Check each line of the material below, and copy it if it holds the string "data".
++++++++++++++++++++
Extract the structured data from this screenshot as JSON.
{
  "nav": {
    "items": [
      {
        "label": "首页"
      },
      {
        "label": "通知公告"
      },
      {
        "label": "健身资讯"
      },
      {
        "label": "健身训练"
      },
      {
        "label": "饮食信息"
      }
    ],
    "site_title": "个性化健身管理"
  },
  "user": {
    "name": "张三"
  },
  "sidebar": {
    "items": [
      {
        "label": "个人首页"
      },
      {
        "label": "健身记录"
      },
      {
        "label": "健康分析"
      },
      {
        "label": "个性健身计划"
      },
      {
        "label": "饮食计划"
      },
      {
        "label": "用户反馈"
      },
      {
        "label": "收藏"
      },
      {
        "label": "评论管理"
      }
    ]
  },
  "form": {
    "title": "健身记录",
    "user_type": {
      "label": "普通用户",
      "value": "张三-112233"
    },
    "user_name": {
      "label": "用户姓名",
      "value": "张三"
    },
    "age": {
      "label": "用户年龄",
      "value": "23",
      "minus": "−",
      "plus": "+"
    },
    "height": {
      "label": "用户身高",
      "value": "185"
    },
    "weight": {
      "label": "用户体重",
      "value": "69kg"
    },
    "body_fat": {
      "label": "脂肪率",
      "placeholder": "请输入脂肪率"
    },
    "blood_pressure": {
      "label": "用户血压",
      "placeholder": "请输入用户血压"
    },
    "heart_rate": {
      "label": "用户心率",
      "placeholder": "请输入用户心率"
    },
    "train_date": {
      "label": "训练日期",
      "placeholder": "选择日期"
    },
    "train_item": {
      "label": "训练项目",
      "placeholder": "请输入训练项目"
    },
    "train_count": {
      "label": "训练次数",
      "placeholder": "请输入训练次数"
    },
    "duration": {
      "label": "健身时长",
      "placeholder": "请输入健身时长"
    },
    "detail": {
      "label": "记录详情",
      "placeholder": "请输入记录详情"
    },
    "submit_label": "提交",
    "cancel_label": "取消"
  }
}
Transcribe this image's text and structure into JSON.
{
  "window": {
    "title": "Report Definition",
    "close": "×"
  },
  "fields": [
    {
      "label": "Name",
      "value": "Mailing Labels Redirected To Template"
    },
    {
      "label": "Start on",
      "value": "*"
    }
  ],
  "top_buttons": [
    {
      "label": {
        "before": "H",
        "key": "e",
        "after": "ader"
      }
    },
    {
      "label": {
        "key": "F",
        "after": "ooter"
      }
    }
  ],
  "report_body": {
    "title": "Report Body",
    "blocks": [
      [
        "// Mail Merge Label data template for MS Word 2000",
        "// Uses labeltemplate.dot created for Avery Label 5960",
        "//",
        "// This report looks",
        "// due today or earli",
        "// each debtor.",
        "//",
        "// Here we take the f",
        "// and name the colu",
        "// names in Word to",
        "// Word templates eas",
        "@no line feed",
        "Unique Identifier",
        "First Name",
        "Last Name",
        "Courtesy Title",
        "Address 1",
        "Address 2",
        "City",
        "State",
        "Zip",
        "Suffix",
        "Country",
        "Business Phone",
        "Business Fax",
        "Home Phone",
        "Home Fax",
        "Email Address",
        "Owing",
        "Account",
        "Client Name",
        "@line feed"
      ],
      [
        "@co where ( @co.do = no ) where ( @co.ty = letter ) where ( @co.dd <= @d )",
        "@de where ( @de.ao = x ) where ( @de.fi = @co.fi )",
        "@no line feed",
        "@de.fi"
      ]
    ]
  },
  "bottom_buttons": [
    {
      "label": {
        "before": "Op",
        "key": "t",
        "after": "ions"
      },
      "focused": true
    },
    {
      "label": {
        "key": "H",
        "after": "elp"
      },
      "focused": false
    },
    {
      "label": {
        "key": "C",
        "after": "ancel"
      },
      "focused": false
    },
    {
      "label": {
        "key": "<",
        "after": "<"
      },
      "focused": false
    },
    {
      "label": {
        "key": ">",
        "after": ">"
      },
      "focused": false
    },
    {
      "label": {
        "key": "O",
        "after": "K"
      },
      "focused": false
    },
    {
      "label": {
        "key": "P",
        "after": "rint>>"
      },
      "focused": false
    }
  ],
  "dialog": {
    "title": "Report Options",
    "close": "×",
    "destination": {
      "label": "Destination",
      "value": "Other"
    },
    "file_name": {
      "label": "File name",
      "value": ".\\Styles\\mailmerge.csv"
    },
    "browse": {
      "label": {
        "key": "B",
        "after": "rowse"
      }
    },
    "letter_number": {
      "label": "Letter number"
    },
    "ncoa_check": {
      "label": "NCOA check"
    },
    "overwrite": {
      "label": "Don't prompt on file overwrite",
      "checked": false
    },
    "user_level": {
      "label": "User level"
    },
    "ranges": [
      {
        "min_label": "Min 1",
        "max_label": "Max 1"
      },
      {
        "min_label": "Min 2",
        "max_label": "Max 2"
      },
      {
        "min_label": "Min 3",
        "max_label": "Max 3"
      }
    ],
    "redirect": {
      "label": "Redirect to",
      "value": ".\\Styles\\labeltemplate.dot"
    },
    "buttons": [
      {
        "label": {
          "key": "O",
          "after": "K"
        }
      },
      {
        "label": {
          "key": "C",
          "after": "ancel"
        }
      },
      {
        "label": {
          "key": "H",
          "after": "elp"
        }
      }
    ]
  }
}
++++++++++++++++++++
RESULT OF THE TASK:
Extract the structured data from this screenshot as JSON.
        "// Mail Merge Label data template for MS Word 2000",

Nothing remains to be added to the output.